▶ [Material to process]:
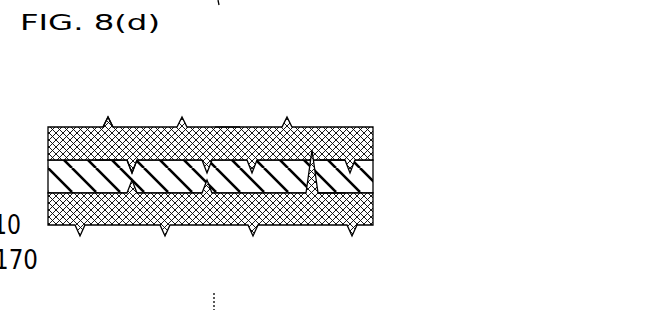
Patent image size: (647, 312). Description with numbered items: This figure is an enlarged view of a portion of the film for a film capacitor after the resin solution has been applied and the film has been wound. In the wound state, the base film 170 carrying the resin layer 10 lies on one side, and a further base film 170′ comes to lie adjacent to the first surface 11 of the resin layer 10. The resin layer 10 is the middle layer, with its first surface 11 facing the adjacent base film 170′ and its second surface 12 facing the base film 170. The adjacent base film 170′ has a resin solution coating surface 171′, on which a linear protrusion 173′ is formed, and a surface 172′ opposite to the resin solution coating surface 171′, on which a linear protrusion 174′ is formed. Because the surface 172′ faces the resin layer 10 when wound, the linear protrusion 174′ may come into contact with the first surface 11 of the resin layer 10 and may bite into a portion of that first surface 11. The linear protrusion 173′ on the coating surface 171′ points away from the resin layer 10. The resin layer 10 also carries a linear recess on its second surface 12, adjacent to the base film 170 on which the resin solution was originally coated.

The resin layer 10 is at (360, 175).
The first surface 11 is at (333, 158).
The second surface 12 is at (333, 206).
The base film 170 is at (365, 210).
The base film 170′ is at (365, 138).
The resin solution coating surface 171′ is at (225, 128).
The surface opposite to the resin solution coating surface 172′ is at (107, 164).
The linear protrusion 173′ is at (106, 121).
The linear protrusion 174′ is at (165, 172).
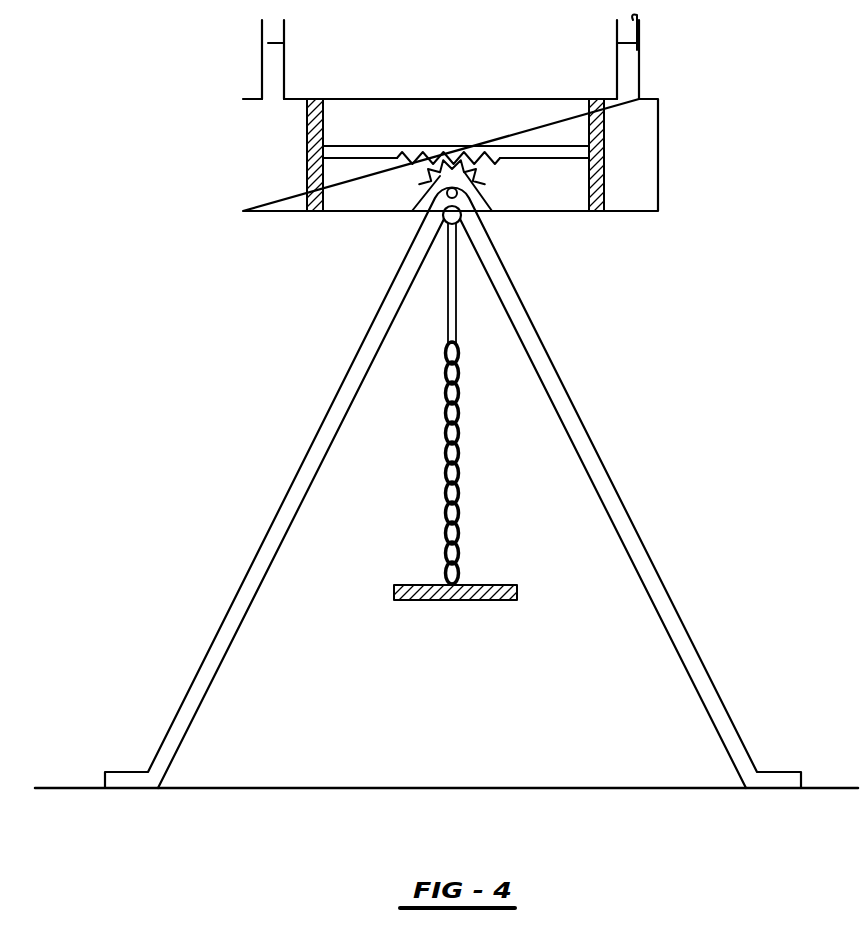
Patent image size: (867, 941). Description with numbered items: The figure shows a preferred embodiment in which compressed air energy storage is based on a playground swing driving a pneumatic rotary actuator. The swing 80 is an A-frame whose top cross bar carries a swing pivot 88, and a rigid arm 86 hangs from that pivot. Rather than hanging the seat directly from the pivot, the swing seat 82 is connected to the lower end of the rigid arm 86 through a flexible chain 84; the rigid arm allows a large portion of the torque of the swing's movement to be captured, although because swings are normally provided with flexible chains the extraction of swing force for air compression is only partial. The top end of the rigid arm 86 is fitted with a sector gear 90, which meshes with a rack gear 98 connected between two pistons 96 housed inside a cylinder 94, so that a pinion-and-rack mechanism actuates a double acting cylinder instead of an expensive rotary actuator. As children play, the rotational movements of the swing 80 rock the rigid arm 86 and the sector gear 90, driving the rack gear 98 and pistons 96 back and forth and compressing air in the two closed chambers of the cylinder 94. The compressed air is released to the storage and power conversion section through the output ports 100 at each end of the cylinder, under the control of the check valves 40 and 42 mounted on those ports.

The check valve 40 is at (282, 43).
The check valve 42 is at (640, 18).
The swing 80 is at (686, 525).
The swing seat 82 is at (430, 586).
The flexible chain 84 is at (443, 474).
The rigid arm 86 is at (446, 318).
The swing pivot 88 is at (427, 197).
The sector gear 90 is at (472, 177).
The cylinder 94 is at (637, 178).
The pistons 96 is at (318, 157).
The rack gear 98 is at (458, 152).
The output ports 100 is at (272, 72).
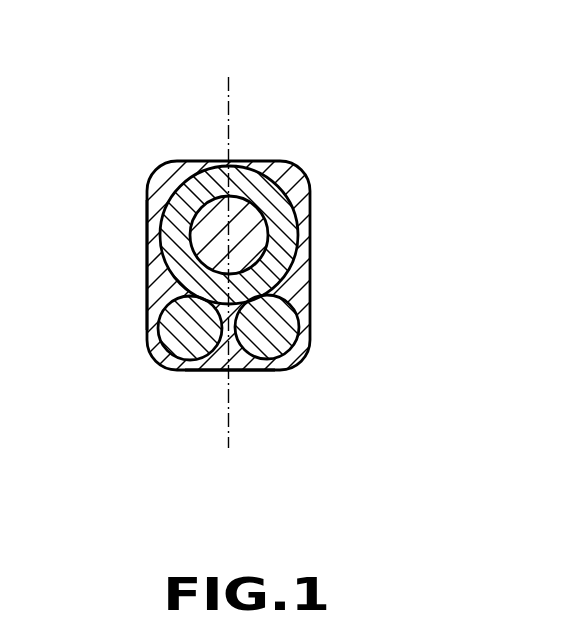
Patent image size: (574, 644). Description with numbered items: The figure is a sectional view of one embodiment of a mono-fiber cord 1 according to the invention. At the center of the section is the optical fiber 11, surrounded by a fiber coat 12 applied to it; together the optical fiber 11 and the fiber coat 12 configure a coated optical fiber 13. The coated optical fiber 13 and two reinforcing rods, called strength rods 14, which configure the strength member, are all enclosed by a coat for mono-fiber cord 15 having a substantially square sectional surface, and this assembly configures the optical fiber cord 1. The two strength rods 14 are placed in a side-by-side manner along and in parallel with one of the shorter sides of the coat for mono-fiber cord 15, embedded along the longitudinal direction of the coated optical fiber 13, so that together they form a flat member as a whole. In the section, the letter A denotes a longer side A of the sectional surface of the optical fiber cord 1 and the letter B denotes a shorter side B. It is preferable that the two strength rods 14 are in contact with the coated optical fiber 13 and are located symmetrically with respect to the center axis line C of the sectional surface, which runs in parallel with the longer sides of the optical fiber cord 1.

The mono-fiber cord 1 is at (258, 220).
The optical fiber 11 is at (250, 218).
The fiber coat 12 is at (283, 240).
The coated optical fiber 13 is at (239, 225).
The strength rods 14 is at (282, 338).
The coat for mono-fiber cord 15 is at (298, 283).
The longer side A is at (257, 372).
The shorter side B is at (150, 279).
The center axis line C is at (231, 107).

▶ [Short exercise]: Convert every line of the entries above into a JSON list of strings, one string per line, skipping blank lines and leaving out the pictures.

▶ [Response to this exercise]:
[
  "Patent image size: (647, 312). Description with numbered items: This figure is an enlarged view of a portion of the film for a film capacitor after the resin solution has been applied and the film has been wound. In the wound state, the base film 170 carrying the resin layer 10 lies on one side, and a further base film 170′ comes to lie adjacent to the first surface 11 of the resin layer 10. The resin layer 10 is the middle layer, with its first surface 11 facing the adjacent base film 170′ and its second surface 12 facing the base film 170. The adjacent base film 170′ has a resin solution coating surface 171′, on which a linear protrusion 173′ is formed, and a surface 172′ opposite to the resin solution coating surface 171′, on which a linear protrusion 174′ is formed. Because the surface 172′ faces the resin layer 10 when wound, the linear protrusion 174′ may come into contact with the first surface 11 of the resin layer 10 and may bite into a portion of that first surface 11. The linear protrusion 173′ on the coating surface 171′ points away from the resin layer 10. The resin layer 10 also carries a linear recess on its second surface 12, adjacent to the base film 170 on which the resin solution was originally coated.",
  "The resin layer 10 is at (360, 175).",
  "The first surface 11 is at (333, 158).",
  "The second surface 12 is at (333, 206).",
  "The base film 170 is at (365, 210).",
  "The base film 170′ is at (365, 138).",
  "The resin solution coating surface 171′ is at (225, 128).",
  "The surface opposite to the resin solution coating surface 172′ is at (107, 164).",
  "The linear protrusion 173′ is at (106, 121).",
  "The linear protrusion 174′ is at (165, 172).",
  "Patent image size: (867, 941). Description with numbered items: The figure shows a preferred embodiment in which compressed air energy storage is based on a playground swing driving a pneumatic rotary actuator. The swing 80 is an A-frame whose top cross bar carries a swing pivot 88, and a rigid arm 86 hangs from that pivot. Rather than hanging the seat directly from the pivot, the swing seat 82 is connected to the lower end of the rigid arm 86 through a flexible chain 84; the rigid arm allows a large portion of the torque of the swing's movement to be captured, although because swings are normally provided with flexible chains the extraction of swing force for air compression is only partial. The top end of the rigid arm 86 is fitted with a sector gear 90, which meshes with a rack gear 98 connected between two pistons 96 housed inside a cylinder 94, so that a pinion-and-rack mechanism actuates a double acting cylinder instead of an expensive rotary actuator. As children play, the rotational movements of the swing 80 rock the rigid arm 86 and the sector gear 90, driving the rack gear 98 and pistons 96 back and forth and compressing air in the two closed chambers of the cylinder 94. The compressed air is released to the storage and power conversion section through the output ports 100 at each end of the cylinder, under the control of the check valves 40 and 42 mounted on those ports.",
  "The check valve 40 is at (282, 43).",
  "The check valve 42 is at (640, 18).",
  "The swing 80 is at (686, 525).",
  "The swing seat 82 is at (430, 586).",
  "The flexible chain 84 is at (443, 474).",
  "The rigid arm 86 is at (446, 318).",
  "The swing pivot 88 is at (427, 197).",
  "The sector gear 90 is at (472, 177).",
  "The cylinder 94 is at (637, 178).",
  "The pistons 96 is at (318, 157).",
  "The rack gear 98 is at (458, 152).",
  "The output ports 100 is at (272, 72).",
  "Patent image size: (574, 644). Description with numbered items: The figure is a sectional view of one embodiment of a mono-fiber cord 1 according to the invention. At the center of the section is the optical fiber 11, surrounded by a fiber coat 12 applied to it; together the optical fiber 11 and the fiber coat 12 configure a coated optical fiber 13. The coated optical fiber 13 and two reinforcing rods, called strength rods 14, which configure the strength member, are all enclosed by a coat for mono-fiber cord 15 having a substantially square sectional surface, and this assembly configures the optical fiber cord 1. The two strength rods 14 are placed in a side-by-side manner along and in parallel with one of the shorter sides of the coat for mono-fiber cord 15, embedded along the longitudinal direction of the coated optical fiber 13, so that together they form a flat member as a whole. In the section, the letter A denotes a longer side A of the sectional surface of the optical fiber cord 1 and the letter B denotes a shorter side B. It is preferable that the two strength rods 14 are in contact with the coated optical fiber 13 and are located symmetrically with respect to the center axis line C of the sectional surface, which runs in parallel with the longer sides of the optical fiber cord 1.",
  "The mono-fiber cord 1 is at (258, 220).",
  "The optical fiber 11 is at (250, 218).",
  "The fiber coat 12 is at (283, 240).",
  "The coated optical fiber 13 is at (239, 225).",
  "The strength rods 14 is at (282, 338).",
  "The coat for mono-fiber cord 15 is at (298, 283).",
  "The longer side A is at (257, 372).",
  "The shorter side B is at (150, 279).",
  "The center axis line C is at (231, 107)."
]